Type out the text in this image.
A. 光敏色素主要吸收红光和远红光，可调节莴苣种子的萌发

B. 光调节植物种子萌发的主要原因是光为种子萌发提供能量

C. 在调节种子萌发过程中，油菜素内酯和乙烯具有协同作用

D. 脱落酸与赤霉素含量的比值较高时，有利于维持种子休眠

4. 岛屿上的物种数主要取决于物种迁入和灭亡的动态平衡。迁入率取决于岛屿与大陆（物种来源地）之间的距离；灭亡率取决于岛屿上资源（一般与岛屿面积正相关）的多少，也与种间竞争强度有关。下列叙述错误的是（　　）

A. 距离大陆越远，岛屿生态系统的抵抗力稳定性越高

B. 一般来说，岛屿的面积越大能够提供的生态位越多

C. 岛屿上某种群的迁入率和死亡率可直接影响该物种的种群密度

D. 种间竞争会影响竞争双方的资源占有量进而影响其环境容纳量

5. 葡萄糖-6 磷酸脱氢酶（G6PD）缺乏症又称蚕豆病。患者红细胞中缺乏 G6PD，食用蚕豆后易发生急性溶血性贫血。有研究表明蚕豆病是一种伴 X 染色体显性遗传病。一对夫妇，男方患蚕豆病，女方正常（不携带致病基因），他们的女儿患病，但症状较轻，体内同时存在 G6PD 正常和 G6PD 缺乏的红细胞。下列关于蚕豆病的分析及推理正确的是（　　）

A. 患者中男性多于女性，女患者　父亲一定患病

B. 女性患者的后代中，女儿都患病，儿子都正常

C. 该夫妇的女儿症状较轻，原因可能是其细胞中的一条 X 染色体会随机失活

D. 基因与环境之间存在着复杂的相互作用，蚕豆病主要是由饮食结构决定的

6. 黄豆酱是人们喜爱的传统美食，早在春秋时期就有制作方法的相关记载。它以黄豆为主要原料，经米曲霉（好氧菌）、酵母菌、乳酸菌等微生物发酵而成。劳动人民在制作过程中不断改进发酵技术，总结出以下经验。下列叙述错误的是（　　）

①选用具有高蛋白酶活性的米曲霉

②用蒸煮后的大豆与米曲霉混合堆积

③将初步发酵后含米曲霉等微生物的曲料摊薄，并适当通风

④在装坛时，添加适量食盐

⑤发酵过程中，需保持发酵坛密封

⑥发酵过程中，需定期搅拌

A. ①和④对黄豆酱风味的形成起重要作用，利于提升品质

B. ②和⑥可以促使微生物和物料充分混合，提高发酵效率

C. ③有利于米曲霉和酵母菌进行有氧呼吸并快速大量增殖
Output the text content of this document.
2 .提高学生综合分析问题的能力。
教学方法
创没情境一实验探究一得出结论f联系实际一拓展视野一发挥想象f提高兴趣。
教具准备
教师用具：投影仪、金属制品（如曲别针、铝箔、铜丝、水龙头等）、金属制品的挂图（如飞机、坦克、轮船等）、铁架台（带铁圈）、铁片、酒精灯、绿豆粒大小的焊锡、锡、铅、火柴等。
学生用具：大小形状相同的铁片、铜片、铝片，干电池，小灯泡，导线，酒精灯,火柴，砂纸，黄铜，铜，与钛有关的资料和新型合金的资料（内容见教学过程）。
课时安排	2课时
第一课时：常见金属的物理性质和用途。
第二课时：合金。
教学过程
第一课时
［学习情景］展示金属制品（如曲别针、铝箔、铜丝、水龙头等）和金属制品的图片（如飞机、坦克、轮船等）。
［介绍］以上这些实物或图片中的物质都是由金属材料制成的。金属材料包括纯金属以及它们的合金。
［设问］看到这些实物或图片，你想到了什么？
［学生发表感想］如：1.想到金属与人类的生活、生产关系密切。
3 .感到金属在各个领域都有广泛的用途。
┄┄┄┄┄┄
**What to produce**
Go back to the listing above and please repeat it exactly.

**Answer to the task**
Type out the text in this image.
A. 光敏色素主要吸收红光和远红光，可调节莴苣种子的萌发

B. 光调节植物种子萌发的主要原因是光为种子萌发提供能量

C. 在调节种子萌发过程中，油菜素内酯和乙烯具有协同作用

D. 脱落酸与赤霉素含量的比值较高时，有利于维持种子休眠

4. 岛屿上的物种数主要取决于物种迁入和灭亡的动态平衡。迁入率取决于岛屿与大陆（物种来源地）之间的距离；灭亡率取决于岛屿上资源（一般与岛屿面积正相关）的多少，也与种间竞争强度有关。下列叙述错误的是（　　）

A. 距离大陆越远，岛屿生态系统的抵抗力稳定性越高

B. 一般来说，岛屿的面积越大能够提供的生态位越多

C. 岛屿上某种群的迁入率和死亡率可直接影响该物种的种群密度

D. 种间竞争会影响竞争双方的资源占有量进而影响其环境容纳量

5. 葡萄糖-6 磷酸脱氢酶（G6PD）缺乏症又称蚕豆病。患者红细胞中缺乏 G6PD，食用蚕豆后易发生急性溶血性贫血。有研究表明蚕豆病是一种伴 X 染色体显性遗传病。一对夫妇，男方患蚕豆病，女方正常（不携带致病基因），他们的女儿患病，但症状较轻，体内同时存在 G6PD 正常和 G6PD 缺乏的红细胞。下列关于蚕豆病的分析及推理正确的是（　　）

A. 患者中男性多于女性，女患者　父亲一定患病

B. 女性患者的后代中，女儿都患病，儿子都正常

C. 该夫妇的女儿症状较轻，原因可能是其细胞中的一条 X 染色体会随机失活

D. 基因与环境之间存在着复杂的相互作用，蚕豆病主要是由饮食结构决定的

6. 黄豆酱是人们喜爱的传统美食，早在春秋时期就有制作方法的相关记载。它以黄豆为主要原料，经米曲霉（好氧菌）、酵母菌、乳酸菌等微生物发酵而成。劳动人民在制作过程中不断改进发酵技术，总结出以下经验。下列叙述错误的是（　　）

①选用具有高蛋白酶活性的米曲霉

②用蒸煮后的大豆与米曲霉混合堆积

③将初步发酵后含米曲霉等微生物的曲料摊薄，并适当通风

④在装坛时，添加适量食盐

⑤发酵过程中，需保持发酵坛密封

⑥发酵过程中，需定期搅拌

A. ①和④对黄豆酱风味的形成起重要作用，利于提升品质

B. ②和⑥可以促使微生物和物料充分混合，提高发酵效率

C. ③有利于米曲霉和酵母菌进行有氧呼吸并快速大量增殖
Output the text content of this document.
2 .提高学生综合分析问题的能力。
教学方法
创没情境一实验探究一得出结论f联系实际一拓展视野一发挥想象f提高兴趣。
教具准备
教师用具：投影仪、金属制品（如曲别针、铝箔、铜丝、水龙头等）、金属制品的挂图（如飞机、坦克、轮船等）、铁架台（带铁圈）、铁片、酒精灯、绿豆粒大小的焊锡、锡、铅、火柴等。
学生用具：大小形状相同的铁片、铜片、铝片，干电池，小灯泡，导线，酒精灯,火柴，砂纸，黄铜，铜，与钛有关的资料和新型合金的资料（内容见教学过程）。
课时安排	2课时
第一课时：常见金属的物理性质和用途。
第二课时：合金。
教学过程
第一课时
［学习情景］展示金属制品（如曲别针、铝箔、铜丝、水龙头等）和金属制品的图片（如飞机、坦克、轮船等）。
［介绍］以上这些实物或图片中的物质都是由金属材料制成的。金属材料包括纯金属以及它们的合金。
［设问］看到这些实物或图片，你想到了什么？
［学生发表感想］如：1.想到金属与人类的生活、生产关系密切。
3 .感到金属在各个领域都有广泛的用途。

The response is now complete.